# [EXERCISE INSTRUCTIONS]
Transcribe the listing that follows in full, omitting pictures.

# [MATERIAL FOR THIS EXERCISE]

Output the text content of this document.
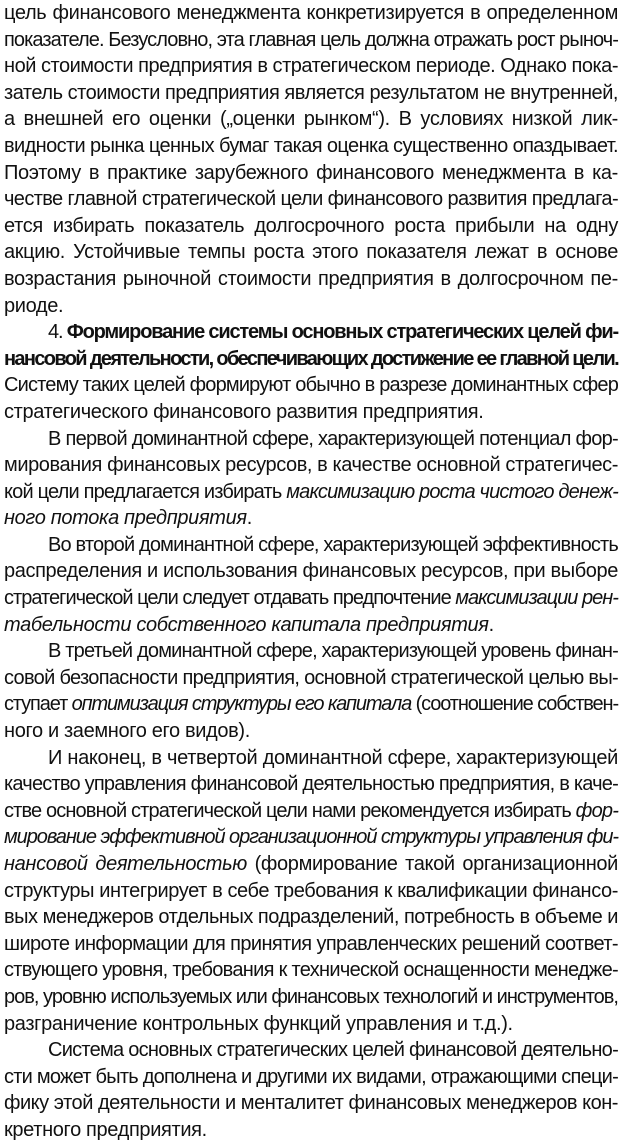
цель финансового менеджмента конкретизируется в определенном
показателе. Безусловно, эта главная цель должна отражать рост рыноч-
ной стоимости предприятия в стратегическом периоде. Однако пока-
затель стоимости предприятия является результатом не внутренней,
а внешней его оценки („оценки рынком“). В условиях низкой лик-
видности рынка ценных бумаг такая оценка существенно опаздывает.
Поэтому в практике зарубежного финансового менеджмента в ка-
честве главной стратегической цели финансового развития предлага-
ется избирать показатель долгосрочного роста прибыли на одну
акцию. Устойчивые темпы роста этого показателя лежат в основе
возрастания рыночной стоимости предприятия в долгосрочном пе-
риоде.
4. Формирование системы основных стратегических целей фи-
нансовой деятельности, обеспечивающих достижение ее главной цели.
Систему таких целей формируют обычно в разрезе доминантных сфер
стратегического финансового развития предприятия.
В первой доминантной сфере, характеризующей потенциал фор-
мирования финансовых ресурсов, в качестве основной стратегичес-
кой цели предлагается избирать максимизацию роста чистого денеж-
ного потока предприятия.
Во второй доминантной сфере, характеризующей эффективность
распределения и использования финансовых ресурсов, при выборе
стратегической цели следует отдавать предпочтение максимизации рен-
табельности собственного капитала предприятия.
В третьей доминантной сфере, характеризующей уровень финан-
совой безопасности предприятия, основной стратегической целью вы-
ступает оптимизация структуры его капитала (соотношение собствен-
ного и заемного его видов).
И наконец, в четвертой доминантной сфере, характеризующей
качество управления финансовой деятельностью предприятия, в каче-
стве основной стратегической цели нами рекомендуется избирать фор-
мирование эффективной организационной структуры управления фи-
нансовой деятельностью (формирование такой организационной
структуры интегрирует в себе требования к квалификации финансо-
вых менеджеров отдельных подразделений, потребность в объеме и
широте информации для принятия управленческих решений соответ-
ствующего уровня, требования к технической оснащенности менедже-
ров, уровню используемых или финансовых технологий и инструментов,
разграничение контрольных функций управления и т.д.).
Система основных стратегических целей финансовой деятельно-
сти может быть дополнена и другими их видами, отражающими специ-
фику этой деятельности и менталитет финансовых менеджеров кон-
кретного предприятия.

# [RESPONSE TO THE TASK]
Output the text content of this document.
цель финансового менеджмента конкретизируется в определенном
показателе. Безусловно, эта главная цель должна отражать рост рыноч-
ной стоимости предприятия в стратегическом периоде. Однако пока-
затель стоимости предприятия является результатом не внутренней,
а внешней его оценки („оценки рынком“). В условиях низкой лик-
видности рынка ценных бумаг такая оценка существенно опаздывает.
Поэтому в практике зарубежного финансового менеджмента в ка-
честве главной стратегической цели финансового развития предлага-
ется избирать показатель долгосрочного роста прибыли на одну
акцию. Устойчивые темпы роста этого показателя лежат в основе
возрастания рыночной стоимости предприятия в долгосрочном пе-
риоде.
4. Формирование системы основных стратегических целей фи-
нансовой деятельности, обеспечивающих достижение ее главной цели.
Систему таких целей формируют обычно в разрезе доминантных сфер
стратегического финансового развития предприятия.
В первой доминантной сфере, характеризующей потенциал фор-
мирования финансовых ресурсов, в качестве основной стратегичес-
кой цели предлагается избирать максимизацию роста чистого денеж-
ного потока предприятия.
Во второй доминантной сфере, характеризующей эффективность
распределения и использования финансовых ресурсов, при выборе
стратегической цели следует отдавать предпочтение максимизации рен-
табельности собственного капитала предприятия.
В третьей доминантной сфере, характеризующей уровень финан-
совой безопасности предприятия, основной стратегической целью вы-
ступает оптимизация структуры его капитала (соотношение собствен-
ного и заемного его видов).
И наконец, в четвертой доминантной сфере, характеризующей
качество управления финансовой деятельностью предприятия, в каче-
стве основной стратегической цели нами рекомендуется избирать фор-
мирование эффективной организационной структуры управления фи-
нансовой деятельностью (формирование такой организационной
структуры интегрирует в себе требования к квалификации финансо-
вых менеджеров отдельных подразделений, потребность в объеме и
широте информации для принятия управленческих решений соответ-
ствующего уровня, требования к технической оснащенности менедже-
ров, уровню используемых или финансовых технологий и инструментов,
разграничение контрольных функций управления и т.д.).
Система основных стратегических целей финансовой деятельно-
сти может быть дополнена и другими их видами, отражающими специ-
фику этой деятельности и менталитет финансовых менеджеров кон-
кретного предприятия.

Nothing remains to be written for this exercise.